Do this — Where a line contains the string "Windows", copy that line.

-- Start of Supplied entries --

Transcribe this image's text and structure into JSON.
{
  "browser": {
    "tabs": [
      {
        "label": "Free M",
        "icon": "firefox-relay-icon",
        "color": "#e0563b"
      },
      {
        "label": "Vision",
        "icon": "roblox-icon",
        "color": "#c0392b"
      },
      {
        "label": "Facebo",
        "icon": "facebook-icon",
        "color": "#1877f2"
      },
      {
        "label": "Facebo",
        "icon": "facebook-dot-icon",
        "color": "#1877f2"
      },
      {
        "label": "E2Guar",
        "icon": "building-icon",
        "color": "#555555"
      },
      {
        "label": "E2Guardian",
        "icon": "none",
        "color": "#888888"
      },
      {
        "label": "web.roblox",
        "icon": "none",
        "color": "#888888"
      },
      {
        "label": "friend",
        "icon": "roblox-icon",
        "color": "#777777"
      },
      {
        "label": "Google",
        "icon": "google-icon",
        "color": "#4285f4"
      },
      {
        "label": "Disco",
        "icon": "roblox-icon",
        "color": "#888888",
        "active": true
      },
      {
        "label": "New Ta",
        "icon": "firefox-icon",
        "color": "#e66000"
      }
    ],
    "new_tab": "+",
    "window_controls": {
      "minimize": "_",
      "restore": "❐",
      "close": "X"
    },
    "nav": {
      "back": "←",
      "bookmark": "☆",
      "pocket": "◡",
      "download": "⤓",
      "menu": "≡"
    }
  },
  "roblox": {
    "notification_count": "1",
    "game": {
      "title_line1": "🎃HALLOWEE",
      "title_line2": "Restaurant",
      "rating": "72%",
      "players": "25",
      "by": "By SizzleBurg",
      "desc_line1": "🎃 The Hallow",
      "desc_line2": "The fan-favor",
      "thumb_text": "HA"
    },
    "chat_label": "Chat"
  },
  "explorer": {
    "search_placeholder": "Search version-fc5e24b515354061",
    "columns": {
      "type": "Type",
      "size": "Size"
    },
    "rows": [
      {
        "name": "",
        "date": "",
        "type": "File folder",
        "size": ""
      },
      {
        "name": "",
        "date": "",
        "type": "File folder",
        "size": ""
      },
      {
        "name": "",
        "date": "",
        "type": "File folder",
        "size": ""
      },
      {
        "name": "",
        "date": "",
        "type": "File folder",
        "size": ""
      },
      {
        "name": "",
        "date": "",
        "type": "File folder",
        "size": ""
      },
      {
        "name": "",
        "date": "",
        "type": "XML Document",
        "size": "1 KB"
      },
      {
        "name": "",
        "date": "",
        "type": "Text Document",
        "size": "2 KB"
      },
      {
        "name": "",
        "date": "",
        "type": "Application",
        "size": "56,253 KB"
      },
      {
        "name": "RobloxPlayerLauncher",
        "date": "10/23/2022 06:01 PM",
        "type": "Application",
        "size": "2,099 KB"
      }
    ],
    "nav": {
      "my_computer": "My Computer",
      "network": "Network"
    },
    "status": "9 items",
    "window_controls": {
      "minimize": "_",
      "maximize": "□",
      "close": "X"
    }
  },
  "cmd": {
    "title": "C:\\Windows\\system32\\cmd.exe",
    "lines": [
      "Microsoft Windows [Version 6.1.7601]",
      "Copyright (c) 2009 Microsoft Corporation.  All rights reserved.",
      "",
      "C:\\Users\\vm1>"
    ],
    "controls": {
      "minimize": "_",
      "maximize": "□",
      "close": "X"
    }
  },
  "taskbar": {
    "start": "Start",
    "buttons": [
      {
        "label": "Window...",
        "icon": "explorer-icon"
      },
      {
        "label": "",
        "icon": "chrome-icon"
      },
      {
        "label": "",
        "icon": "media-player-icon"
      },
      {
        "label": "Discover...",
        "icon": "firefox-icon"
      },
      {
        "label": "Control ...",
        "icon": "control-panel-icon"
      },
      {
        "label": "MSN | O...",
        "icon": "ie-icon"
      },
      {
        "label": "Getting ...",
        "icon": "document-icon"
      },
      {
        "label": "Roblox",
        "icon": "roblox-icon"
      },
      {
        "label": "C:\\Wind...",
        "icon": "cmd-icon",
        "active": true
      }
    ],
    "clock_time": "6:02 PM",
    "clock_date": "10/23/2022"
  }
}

-- End of Supplied entries --

Answer to the task —
    "title": "C:\\Windows\\system32\\cmd.exe",
      "Microsoft Windows [Version 6.1.7601]",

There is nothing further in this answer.